======== Material ========

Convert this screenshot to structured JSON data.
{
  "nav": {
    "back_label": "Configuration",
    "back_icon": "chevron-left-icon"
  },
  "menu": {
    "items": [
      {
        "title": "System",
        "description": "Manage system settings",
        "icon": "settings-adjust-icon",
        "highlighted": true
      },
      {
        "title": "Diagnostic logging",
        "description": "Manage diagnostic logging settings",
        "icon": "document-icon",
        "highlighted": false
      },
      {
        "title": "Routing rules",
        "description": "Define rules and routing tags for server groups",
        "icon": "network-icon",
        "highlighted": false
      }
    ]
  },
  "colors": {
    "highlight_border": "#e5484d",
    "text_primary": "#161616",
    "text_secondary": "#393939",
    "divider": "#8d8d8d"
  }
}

========

◆ **Written request**:
Repeat every entry exactly as written above.

◆ **Reply**:
Convert this screenshot to structured JSON data.
{
  "nav": {
    "back_label": "Configuration",
    "back_icon": "chevron-left-icon"
  },
  "menu": {
    "items": [
      {
        "title": "System",
        "description": "Manage system settings",
        "icon": "settings-adjust-icon",
        "highlighted": true
      },
      {
        "title": "Diagnostic logging",
        "description": "Manage diagnostic logging settings",
        "icon": "document-icon",
        "highlighted": false
      },
      {
        "title": "Routing rules",
        "description": "Define rules and routing tags for server groups",
        "icon": "network-icon",
        "highlighted": false
      }
    ]
  },
  "colors": {
    "highlight_border": "#e5484d",
    "text_primary": "#161616",
    "text_secondary": "#393939",
    "divider": "#8d8d8d"
  }
}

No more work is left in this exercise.